EXERCISE BRIEF:
Locate all lines with the word "расстилается" and copy them out.

EXTRACTED RECORDS:
┄┄┄┄┄┄┄┄┄┄┄┄┄┄┄┄┄┄┄┄

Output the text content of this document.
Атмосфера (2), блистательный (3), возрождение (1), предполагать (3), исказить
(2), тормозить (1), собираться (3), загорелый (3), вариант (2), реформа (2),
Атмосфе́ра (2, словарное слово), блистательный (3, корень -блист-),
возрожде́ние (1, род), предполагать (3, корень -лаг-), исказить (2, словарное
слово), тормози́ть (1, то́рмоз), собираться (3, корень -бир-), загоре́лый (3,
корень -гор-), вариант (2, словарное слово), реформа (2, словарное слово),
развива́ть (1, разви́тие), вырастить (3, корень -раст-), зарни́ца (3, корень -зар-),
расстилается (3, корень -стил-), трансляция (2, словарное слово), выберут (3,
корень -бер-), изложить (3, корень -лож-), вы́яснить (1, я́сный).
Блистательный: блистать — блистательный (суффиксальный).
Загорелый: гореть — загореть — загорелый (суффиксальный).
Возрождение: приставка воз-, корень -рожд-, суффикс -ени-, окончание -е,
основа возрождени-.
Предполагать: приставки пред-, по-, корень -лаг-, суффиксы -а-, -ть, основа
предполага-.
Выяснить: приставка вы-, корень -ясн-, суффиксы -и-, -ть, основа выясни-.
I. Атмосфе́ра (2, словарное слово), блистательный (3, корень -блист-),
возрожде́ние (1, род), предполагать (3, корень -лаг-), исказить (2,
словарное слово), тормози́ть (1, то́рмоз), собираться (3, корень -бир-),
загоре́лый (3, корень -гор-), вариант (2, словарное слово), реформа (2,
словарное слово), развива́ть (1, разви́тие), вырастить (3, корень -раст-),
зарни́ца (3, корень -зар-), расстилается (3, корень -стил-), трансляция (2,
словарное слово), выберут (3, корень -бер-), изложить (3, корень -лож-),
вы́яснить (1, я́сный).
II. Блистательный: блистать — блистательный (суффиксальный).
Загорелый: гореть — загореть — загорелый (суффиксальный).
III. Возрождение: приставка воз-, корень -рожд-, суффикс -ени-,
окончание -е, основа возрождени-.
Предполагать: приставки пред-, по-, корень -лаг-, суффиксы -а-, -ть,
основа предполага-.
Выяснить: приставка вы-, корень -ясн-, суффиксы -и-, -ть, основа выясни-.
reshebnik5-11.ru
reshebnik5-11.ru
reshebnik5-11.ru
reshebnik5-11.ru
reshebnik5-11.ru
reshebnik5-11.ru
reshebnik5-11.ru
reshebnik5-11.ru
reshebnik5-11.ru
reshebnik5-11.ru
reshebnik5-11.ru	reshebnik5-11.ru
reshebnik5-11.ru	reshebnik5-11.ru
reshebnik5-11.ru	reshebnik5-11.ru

┄┄┄┄┄┄┄┄┄┄┄┄┄┄┄┄┄┄┄┄

ANSWER BELOW:
расстилается (3, корень -стил-), трансляция (2, словарное слово), выберут (3,
зарни́ца (3, корень -зар-), расстилается (3, корень -стил-), трансляция (2,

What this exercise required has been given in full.